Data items
# # # #
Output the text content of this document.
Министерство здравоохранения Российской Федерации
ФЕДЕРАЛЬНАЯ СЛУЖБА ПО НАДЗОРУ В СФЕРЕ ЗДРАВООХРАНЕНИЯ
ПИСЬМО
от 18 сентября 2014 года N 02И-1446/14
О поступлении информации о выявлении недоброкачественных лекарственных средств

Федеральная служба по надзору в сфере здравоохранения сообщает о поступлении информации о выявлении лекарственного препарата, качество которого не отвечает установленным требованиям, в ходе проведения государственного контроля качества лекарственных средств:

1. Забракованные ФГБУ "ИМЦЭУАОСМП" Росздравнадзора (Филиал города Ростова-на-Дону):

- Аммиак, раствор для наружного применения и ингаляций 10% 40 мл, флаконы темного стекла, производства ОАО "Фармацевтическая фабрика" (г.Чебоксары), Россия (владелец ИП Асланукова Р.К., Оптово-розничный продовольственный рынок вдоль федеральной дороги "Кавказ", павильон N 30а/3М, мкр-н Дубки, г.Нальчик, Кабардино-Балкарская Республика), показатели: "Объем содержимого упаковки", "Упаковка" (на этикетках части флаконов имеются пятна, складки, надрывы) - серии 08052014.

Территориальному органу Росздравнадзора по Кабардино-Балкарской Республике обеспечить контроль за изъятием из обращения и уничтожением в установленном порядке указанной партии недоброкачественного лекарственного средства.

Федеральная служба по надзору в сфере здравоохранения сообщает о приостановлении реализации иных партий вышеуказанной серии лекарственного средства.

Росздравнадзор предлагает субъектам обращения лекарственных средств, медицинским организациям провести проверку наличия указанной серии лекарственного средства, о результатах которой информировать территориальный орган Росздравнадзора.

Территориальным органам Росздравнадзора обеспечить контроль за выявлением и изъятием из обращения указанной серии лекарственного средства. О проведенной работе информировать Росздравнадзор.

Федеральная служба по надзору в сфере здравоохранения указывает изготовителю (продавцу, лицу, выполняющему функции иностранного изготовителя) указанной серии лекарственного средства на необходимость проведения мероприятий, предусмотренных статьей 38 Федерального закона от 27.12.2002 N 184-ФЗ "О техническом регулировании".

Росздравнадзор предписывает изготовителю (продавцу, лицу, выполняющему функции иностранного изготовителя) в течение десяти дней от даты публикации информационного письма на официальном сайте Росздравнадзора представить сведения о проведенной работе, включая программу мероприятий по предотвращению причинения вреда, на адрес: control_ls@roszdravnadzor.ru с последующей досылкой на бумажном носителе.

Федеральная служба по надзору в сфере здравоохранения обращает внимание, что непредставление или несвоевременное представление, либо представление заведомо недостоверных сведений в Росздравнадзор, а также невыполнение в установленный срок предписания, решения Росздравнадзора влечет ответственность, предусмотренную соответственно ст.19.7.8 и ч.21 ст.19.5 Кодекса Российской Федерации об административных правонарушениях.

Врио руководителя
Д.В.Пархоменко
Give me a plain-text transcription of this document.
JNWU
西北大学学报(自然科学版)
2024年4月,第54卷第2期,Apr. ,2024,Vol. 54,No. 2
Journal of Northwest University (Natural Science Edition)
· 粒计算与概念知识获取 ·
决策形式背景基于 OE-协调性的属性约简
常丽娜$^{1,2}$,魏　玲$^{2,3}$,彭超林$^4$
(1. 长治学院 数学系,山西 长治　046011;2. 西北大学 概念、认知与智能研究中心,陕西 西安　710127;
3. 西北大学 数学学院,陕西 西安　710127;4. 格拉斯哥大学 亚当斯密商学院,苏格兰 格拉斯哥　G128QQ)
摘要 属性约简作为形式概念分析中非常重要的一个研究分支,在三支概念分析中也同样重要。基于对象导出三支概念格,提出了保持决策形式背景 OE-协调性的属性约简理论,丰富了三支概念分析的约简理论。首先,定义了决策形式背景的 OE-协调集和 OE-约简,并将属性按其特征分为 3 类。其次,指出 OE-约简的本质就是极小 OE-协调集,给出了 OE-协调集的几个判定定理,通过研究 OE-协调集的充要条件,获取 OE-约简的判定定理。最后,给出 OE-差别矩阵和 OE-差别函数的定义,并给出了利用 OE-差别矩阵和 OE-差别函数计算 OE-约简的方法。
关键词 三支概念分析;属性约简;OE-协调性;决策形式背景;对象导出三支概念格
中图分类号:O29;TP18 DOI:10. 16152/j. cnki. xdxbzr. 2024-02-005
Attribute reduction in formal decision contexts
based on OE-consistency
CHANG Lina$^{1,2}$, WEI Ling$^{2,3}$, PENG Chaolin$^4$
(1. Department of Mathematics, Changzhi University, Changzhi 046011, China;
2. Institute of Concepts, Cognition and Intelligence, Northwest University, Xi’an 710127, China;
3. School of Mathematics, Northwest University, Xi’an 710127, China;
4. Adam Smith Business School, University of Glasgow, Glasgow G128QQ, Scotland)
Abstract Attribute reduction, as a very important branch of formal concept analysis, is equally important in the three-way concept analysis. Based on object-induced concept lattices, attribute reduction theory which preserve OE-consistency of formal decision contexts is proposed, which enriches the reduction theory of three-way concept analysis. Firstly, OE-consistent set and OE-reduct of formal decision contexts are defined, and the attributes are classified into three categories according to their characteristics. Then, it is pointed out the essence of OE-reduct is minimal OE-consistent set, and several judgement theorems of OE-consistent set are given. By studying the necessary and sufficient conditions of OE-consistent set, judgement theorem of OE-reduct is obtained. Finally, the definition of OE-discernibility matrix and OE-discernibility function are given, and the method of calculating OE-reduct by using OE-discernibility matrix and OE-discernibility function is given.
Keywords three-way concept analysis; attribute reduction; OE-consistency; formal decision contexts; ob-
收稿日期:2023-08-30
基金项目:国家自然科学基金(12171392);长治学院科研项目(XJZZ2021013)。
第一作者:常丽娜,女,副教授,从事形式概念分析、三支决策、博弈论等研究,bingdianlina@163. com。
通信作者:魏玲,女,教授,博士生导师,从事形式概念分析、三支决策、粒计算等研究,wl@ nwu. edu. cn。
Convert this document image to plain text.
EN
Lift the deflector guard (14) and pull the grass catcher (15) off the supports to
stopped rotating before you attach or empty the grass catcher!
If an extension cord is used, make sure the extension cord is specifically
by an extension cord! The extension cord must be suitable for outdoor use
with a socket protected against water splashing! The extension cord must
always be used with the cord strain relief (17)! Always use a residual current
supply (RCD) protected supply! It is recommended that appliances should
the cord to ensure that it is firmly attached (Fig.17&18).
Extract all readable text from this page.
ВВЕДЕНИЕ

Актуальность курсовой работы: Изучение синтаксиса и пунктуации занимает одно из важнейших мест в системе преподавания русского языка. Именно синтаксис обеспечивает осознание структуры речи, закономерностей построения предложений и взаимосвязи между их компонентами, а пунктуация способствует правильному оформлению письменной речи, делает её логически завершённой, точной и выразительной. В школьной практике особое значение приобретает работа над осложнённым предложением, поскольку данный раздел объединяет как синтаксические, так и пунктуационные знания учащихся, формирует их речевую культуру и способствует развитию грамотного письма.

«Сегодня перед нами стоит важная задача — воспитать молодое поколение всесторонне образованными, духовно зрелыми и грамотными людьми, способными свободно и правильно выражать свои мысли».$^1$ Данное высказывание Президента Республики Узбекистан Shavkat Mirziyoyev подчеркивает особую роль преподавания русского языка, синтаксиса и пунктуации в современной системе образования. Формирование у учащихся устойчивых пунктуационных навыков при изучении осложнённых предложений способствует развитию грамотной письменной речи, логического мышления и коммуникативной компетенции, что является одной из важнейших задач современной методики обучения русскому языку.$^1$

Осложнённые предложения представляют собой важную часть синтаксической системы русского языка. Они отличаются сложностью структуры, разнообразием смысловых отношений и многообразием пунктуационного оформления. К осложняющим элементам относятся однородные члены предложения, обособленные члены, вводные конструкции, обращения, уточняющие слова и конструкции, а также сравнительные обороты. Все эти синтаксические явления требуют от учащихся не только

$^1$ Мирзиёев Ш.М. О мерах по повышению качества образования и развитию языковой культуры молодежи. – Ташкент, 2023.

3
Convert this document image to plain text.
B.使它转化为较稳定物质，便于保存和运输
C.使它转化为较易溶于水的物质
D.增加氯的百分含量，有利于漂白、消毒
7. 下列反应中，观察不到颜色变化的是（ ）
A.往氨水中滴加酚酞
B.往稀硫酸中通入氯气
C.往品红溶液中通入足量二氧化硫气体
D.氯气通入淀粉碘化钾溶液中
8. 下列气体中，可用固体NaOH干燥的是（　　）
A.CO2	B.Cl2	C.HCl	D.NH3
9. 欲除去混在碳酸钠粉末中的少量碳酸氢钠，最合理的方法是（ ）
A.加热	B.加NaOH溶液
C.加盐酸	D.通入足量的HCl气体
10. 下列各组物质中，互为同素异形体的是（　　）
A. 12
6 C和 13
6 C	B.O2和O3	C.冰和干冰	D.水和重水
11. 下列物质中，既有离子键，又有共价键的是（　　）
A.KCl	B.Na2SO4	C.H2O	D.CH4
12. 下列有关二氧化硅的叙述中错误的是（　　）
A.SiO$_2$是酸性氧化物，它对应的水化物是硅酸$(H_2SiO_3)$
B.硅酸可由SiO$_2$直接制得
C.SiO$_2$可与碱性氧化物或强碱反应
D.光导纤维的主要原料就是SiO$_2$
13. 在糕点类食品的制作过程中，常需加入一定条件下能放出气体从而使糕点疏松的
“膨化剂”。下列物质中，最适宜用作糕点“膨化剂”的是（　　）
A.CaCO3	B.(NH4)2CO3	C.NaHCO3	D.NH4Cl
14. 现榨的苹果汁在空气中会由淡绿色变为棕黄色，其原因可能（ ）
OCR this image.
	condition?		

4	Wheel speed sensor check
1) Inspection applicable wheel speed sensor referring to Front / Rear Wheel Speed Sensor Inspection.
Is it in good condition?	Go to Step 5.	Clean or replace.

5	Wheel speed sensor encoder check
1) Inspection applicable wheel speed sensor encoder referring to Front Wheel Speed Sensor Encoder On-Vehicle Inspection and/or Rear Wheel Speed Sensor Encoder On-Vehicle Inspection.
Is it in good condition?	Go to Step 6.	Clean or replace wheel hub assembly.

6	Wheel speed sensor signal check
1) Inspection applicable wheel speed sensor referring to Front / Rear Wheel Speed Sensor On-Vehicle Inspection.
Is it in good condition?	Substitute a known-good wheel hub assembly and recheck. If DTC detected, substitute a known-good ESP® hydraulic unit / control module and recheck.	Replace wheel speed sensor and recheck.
# # # #
▸ **Your goal**: In the listing above, find each line with the word "China" and copy it.

▸ **Solution for this problem**:
(1. Department of Mathematics, Changzhi University, Changzhi 046011, China;
2. Institute of Concepts, Cognition and Intelligence, Northwest University, Xi’an 710127, China;
3. School of Mathematics, Northwest University, Xi’an 710127, China;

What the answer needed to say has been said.